> **Description of the task**
Identify the lines bearing the string "name" and gather them.

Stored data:
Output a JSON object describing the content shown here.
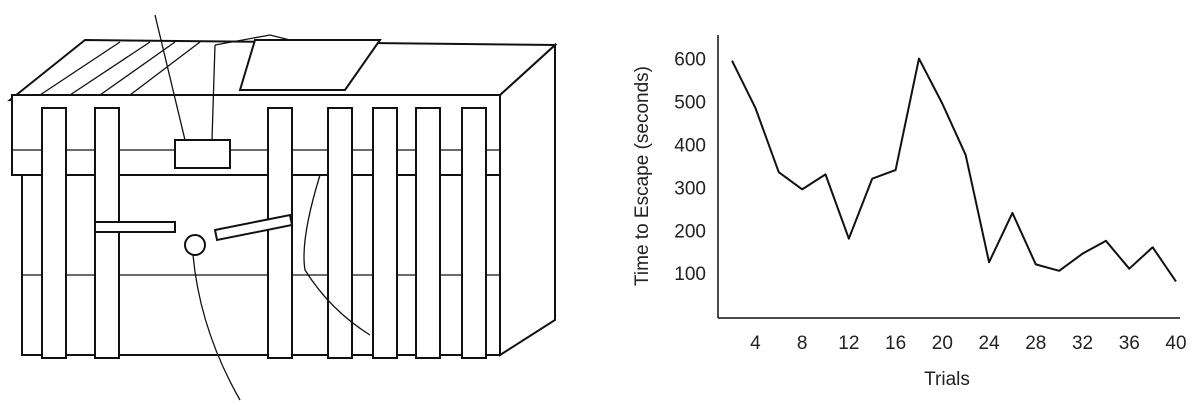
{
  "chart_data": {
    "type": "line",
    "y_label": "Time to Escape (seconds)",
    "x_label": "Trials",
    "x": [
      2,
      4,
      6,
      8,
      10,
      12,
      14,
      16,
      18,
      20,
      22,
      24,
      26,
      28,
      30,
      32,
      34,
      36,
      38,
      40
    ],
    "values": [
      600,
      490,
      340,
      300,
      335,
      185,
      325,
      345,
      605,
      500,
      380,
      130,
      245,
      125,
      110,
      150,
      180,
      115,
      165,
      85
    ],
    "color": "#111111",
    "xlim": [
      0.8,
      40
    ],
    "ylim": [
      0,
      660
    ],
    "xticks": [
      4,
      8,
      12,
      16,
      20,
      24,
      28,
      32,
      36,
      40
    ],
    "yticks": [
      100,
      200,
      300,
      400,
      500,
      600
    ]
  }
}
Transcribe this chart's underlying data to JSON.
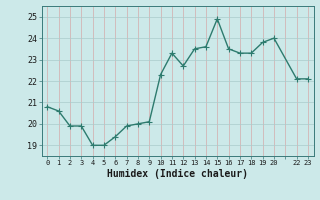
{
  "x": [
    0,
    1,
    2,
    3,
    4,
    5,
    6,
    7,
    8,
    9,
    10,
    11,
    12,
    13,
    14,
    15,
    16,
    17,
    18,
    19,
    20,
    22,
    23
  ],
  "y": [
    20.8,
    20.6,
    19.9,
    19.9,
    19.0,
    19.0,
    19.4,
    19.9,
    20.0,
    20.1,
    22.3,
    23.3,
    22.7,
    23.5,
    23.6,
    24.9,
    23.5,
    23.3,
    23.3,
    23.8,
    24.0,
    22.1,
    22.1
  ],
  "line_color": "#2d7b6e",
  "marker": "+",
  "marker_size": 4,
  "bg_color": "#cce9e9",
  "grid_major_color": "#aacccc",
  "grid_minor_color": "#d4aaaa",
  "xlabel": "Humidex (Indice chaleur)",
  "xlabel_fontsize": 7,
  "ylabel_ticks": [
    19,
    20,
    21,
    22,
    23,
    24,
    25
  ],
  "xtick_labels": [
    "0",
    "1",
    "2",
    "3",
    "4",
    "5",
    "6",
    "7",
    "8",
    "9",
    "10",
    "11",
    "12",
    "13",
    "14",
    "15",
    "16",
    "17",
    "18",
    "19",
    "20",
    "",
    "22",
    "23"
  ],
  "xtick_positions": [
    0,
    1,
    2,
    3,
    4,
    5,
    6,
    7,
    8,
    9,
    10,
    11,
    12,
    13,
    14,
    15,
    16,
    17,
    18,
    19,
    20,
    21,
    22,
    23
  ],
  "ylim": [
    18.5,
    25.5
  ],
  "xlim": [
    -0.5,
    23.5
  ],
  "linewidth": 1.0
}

==

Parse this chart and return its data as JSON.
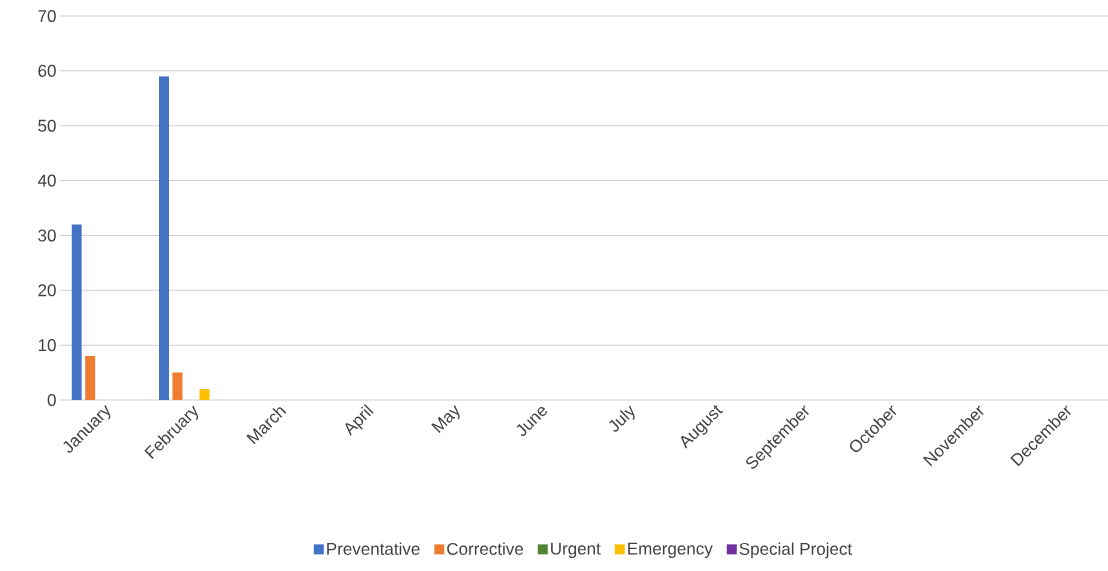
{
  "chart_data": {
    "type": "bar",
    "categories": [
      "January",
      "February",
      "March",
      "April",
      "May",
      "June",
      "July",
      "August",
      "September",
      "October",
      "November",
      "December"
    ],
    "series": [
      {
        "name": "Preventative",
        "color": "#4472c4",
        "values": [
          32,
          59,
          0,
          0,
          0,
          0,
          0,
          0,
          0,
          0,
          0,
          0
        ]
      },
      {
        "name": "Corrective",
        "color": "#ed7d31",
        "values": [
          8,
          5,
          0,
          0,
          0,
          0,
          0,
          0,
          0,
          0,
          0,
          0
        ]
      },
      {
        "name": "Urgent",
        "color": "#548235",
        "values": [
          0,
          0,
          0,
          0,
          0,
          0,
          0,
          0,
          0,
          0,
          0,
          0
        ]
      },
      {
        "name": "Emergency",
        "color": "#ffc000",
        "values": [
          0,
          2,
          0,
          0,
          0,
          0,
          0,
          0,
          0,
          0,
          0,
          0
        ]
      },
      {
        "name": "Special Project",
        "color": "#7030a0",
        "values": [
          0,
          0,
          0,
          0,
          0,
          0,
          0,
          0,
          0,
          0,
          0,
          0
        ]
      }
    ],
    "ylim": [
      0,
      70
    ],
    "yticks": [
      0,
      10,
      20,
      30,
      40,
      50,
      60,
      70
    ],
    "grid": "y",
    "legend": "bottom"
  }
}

> **Written answer**
        "name": "Preventative",
        "name": "Corrective",
        "name": "Urgent",
        "name": "Emergency",
        "name": "Special Project",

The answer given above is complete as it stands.